● DIRECTIONS:
Answer these questions about the runtime primer below:
(a) Which file covers how async/await becomes a state machine?
(b) Which languages does the first requirement list?
(c) Which startup object file does the glossary name as part of the C runtime?

● DOCUMENT TEXT:

What you should know before reading this:

Required: You have written and compiled a program in at least one language (C, Go, Java, Python, JavaScript, or Rust) and run the resulting binary or script.
Required: You know roughly what a compiler does — turns source code into machine code (or bytecode).
Required: You know that programs use memory and that malloc/new/make "gets memory."
Helpful but not required: A vague idea that there is an OS underneath your program that gives it memory and CPU time.
Helpful but not required: You have seen the word main as the entry point of a program.

You do not need to know:

How a garbage collector actually traces objects (that's middle.md and the memory-management section).
How the Go scheduler multiplexes goroutines (that's middle.md/senior.md).
How async/await becomes a state machine (that's senior.md).
Anything about JIT compilation or embedding (that's professional.md).

Glossary¶

Term	Definition
Runtime (runtime system)	The support code that runs alongside your program to provide services the language assumes — memory management, startup, error handling, threading, type info.
Runtime library	The actual library of compiled functions that is the runtime — e.g. Go's `runtime` package, the C runtime (`libc` + `crt`), the JVM's native libraries.
C runtime / CRT	The minimal startup + library code (`crt0.o`, `libc`) that sets up a C program before `main` and provides `malloc`, `printf`, etc.

● RAW DATA:
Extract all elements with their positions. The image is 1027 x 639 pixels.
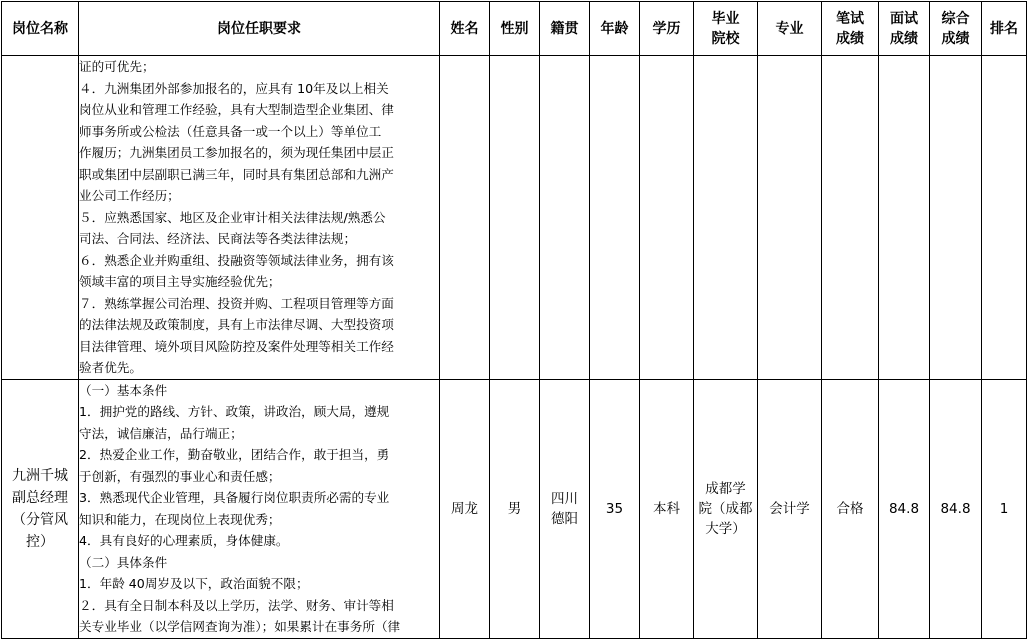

● ANSWER TO THIS TASK:
(a) senior.md
(b) C, Go, Java, Python, JavaScript, and Rust
(c) crt0.o